EXERCISE GOAL
Rewrite the part of the judgment excerpt that begins with "11. Bearing these" and ends with "should be made.", replacing "bribe-taker" with "accused official".

SELECTED EXTRACT

· · · ·

In other words, in considering whether it is expedient in the interests of Justice that a prosecution should be launched, it would be open to us also to consider the conditions under which the statement was recorded viz., the tutoring or enforcing which the deponent always alleges when he resiles from his statement and secondly, whether the statement under Section 164, Criminal P.C. would have been false. Two illustrations' will suffice. If the circumstances of the case show that a witness was sent to a Magistrate practically under custody and the contents of such statements are such as would show tutoring, then it would not be expedient in the interests of justice to launch a prosecution: --'Emperor v. Manu Chik', : AIR1938Pat290 (T) and -- 'Queen Empress v. Jadub Das', 27 Cal 295 (U). The latter would cover a case where the discussion of the evidence in the main case shows that the particulars given in the witness's statements under Section 164 must be absolutely false. Then it would not be expedient in the interests of justice to launch a prosecution and this appears to have been the case in -- 'AIR 1941 Bom 408 (S)' though the full facts are not before us.
11. Bearing these principles in mind in the instant case, it is found that prima facie perjury has been committed and it was committed in order to enable the bribe-taker to escape just punishment and there has been no tutoring or enforcing by the Police as found by the learned Additional First Class Magistrate and there is no other evidence in the case, C. C. No. 176 of 1960, which would show that the statements by these respondents under Section 164, Criminal P.C. were false and that the statements made by them during the trial of that case were true. This is a clear case therefore where there is 'prima facie' perjury fit for being investigated by a Court, but also, that it is expedient in the interests of Justice that such an investigation should be made.
12. The order of the learned Sessions Judge is set aside and the order of the Additional First Class Magistrate, Bapatla, is restored and the Additional First Class Magistrate, Bapatla, is directed to file complaints if it has not already been done, and the complaints are directed to be investigated and disposed of according to law.

· · · ·

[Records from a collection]
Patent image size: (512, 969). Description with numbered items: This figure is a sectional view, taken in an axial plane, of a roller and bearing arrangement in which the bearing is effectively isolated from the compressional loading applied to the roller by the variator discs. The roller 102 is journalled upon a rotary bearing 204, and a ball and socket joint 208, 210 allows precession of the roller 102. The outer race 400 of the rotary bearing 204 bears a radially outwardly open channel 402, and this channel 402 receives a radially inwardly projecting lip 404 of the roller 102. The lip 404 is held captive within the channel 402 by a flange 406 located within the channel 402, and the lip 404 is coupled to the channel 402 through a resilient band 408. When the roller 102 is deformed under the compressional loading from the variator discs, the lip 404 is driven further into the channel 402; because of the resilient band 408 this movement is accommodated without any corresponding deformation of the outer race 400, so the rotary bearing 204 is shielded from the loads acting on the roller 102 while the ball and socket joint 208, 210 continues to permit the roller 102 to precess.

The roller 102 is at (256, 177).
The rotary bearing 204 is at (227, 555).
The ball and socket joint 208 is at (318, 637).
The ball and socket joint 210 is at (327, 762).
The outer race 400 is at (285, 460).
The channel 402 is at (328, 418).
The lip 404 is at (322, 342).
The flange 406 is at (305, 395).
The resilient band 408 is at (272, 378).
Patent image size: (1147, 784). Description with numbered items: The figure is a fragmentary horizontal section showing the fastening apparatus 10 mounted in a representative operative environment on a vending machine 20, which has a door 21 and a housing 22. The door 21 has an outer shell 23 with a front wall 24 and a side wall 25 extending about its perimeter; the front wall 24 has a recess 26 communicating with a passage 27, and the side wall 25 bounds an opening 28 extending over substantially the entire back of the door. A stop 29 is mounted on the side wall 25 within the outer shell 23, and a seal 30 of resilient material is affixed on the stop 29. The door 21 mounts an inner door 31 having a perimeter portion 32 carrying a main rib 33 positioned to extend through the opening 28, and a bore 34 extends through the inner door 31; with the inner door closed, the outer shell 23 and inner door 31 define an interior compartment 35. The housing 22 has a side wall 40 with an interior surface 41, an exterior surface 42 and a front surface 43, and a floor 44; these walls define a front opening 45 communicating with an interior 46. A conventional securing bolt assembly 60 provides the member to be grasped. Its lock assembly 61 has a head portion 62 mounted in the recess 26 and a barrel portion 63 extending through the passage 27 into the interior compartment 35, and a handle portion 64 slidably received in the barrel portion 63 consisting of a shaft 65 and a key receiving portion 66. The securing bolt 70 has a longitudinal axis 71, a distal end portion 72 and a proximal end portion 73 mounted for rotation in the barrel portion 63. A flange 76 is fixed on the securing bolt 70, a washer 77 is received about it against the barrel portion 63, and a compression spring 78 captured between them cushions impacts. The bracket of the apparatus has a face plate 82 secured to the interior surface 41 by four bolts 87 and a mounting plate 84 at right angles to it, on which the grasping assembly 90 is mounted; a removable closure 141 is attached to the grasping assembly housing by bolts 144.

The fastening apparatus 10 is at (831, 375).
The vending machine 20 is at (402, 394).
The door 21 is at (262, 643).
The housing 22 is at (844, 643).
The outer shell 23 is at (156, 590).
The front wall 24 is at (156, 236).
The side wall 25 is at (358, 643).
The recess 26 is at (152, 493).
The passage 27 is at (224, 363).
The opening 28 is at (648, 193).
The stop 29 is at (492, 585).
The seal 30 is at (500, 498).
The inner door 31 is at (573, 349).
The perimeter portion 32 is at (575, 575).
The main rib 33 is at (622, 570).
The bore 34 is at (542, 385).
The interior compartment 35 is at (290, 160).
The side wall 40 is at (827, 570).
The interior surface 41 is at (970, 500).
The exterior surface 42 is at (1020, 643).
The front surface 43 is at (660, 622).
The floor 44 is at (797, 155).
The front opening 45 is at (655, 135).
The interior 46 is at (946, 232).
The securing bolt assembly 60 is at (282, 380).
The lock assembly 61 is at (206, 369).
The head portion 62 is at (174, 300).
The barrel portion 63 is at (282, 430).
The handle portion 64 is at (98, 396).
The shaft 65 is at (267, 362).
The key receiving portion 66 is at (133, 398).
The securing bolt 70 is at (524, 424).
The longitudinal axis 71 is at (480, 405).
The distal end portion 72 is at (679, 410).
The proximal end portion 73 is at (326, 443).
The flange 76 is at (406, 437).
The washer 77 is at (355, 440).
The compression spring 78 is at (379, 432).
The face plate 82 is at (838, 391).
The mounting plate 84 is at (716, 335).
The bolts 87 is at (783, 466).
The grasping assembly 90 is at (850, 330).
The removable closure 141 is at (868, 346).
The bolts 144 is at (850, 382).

· · · ·

RESPONSE TO THIS TASK
11. Bearing these principles in mind in the instant case, it is found that prima facie perjury has been committed and it was committed in order to enable the accused official to escape just punishment and there has been no tutoring or enforcing by the Police as found by the learned Additional First Class Magistrate and there is no other evidence in the case, C. C. No. 176 of 1960, which would show that the statements by these respondents under Section 164, Criminal P.C. were false and that the statements made by them during the trial of that case were true. This is a clear case therefore where there is 'prima facie' perjury fit for being investigated by a Court, but also, that it is expedient in the interests of Justice that such an investigation should be made.